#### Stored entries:
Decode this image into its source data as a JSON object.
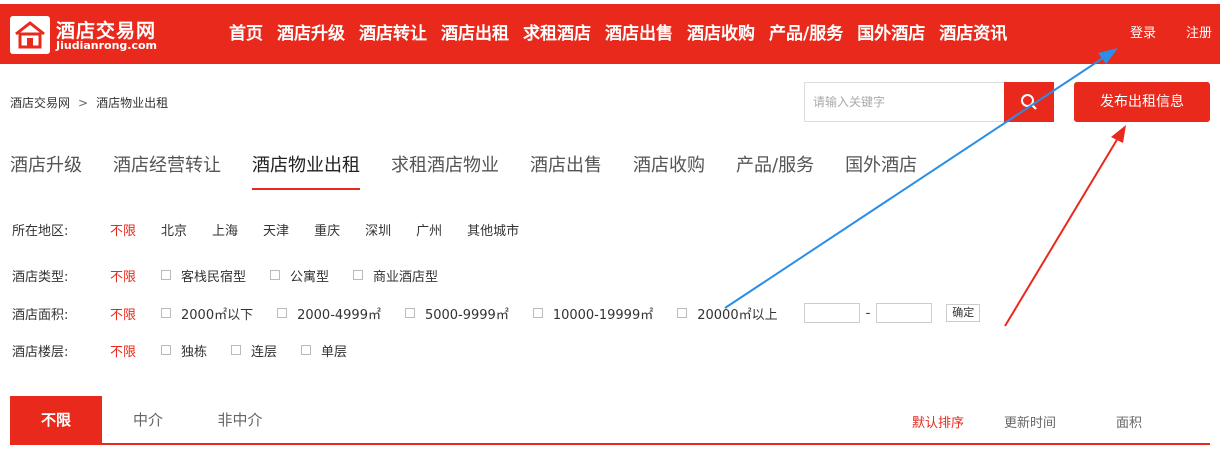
{
  "header": {
    "logo_cn": "酒店交易网",
    "logo_en": "Jiudianrong.com",
    "nav": [
      "首页",
      "酒店升级",
      "酒店转让",
      "酒店出租",
      "求租酒店",
      "酒店出售",
      "酒店收购",
      "产品/服务",
      "国外酒店",
      "酒店资讯"
    ],
    "login": "登录",
    "register": "注册",
    "brand_color": "#e8291c"
  },
  "breadcrumb": {
    "home": "酒店交易网",
    "sep": ">",
    "current": "酒店物业出租"
  },
  "search": {
    "placeholder": "请输入关键字",
    "icon": "search-icon"
  },
  "publish_label": "发布出租信息",
  "category_tabs": [
    "酒店升级",
    "酒店经营转让",
    "酒店物业出租",
    "求租酒店物业",
    "酒店出售",
    "酒店收购",
    "产品/服务",
    "国外酒店"
  ],
  "category_active": "酒店物业出租",
  "filters": {
    "region": {
      "label": "所在地区:",
      "options": [
        "不限",
        "北京",
        "上海",
        "天津",
        "重庆",
        "深圳",
        "广州",
        "其他城市"
      ]
    },
    "type": {
      "label": "酒店类型:",
      "all": "不限",
      "options": [
        "客栈民宿型",
        "公寓型",
        "商业酒店型"
      ]
    },
    "area": {
      "label": "酒店面积:",
      "all": "不限",
      "options": [
        "2000㎡以下",
        "2000-4999㎡",
        "5000-9999㎡",
        "10000-19999㎡",
        "20000㎡以上"
      ],
      "range_sep": "-",
      "confirm": "确定"
    },
    "floor": {
      "label": "酒店楼层:",
      "all": "不限",
      "options": [
        "独栋",
        "连层",
        "单层"
      ]
    }
  },
  "agent_tabs": [
    "不限",
    "中介",
    "非中介"
  ],
  "sort_options": [
    "默认排序",
    "更新时间",
    "面积"
  ]
}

#### DIRECTIONS:
Leave the images out, please, and restate each line word for word.

#### EXPECTED OUTPUT:
Decode this image into its source data as a JSON object.
{
  "header": {
    "logo_cn": "酒店交易网",
    "logo_en": "Jiudianrong.com",
    "nav": [
      "首页",
      "酒店升级",
      "酒店转让",
      "酒店出租",
      "求租酒店",
      "酒店出售",
      "酒店收购",
      "产品/服务",
      "国外酒店",
      "酒店资讯"
    ],
    "login": "登录",
    "register": "注册",
    "brand_color": "#e8291c"
  },
  "breadcrumb": {
    "home": "酒店交易网",
    "sep": ">",
    "current": "酒店物业出租"
  },
  "search": {
    "placeholder": "请输入关键字",
    "icon": "search-icon"
  },
  "publish_label": "发布出租信息",
  "category_tabs": [
    "酒店升级",
    "酒店经营转让",
    "酒店物业出租",
    "求租酒店物业",
    "酒店出售",
    "酒店收购",
    "产品/服务",
    "国外酒店"
  ],
  "category_active": "酒店物业出租",
  "filters": {
    "region": {
      "label": "所在地区:",
      "options": [
        "不限",
        "北京",
        "上海",
        "天津",
        "重庆",
        "深圳",
        "广州",
        "其他城市"
      ]
    },
    "type": {
      "label": "酒店类型:",
      "all": "不限",
      "options": [
        "客栈民宿型",
        "公寓型",
        "商业酒店型"
      ]
    },
    "area": {
      "label": "酒店面积:",
      "all": "不限",
      "options": [
        "2000㎡以下",
        "2000-4999㎡",
        "5000-9999㎡",
        "10000-19999㎡",
        "20000㎡以上"
      ],
      "range_sep": "-",
      "confirm": "确定"
    },
    "floor": {
      "label": "酒店楼层:",
      "all": "不限",
      "options": [
        "独栋",
        "连层",
        "单层"
      ]
    }
  },
  "agent_tabs": [
    "不限",
    "中介",
    "非中介"
  ],
  "sort_options": [
    "默认排序",
    "更新时间",
    "面积"
  ]
}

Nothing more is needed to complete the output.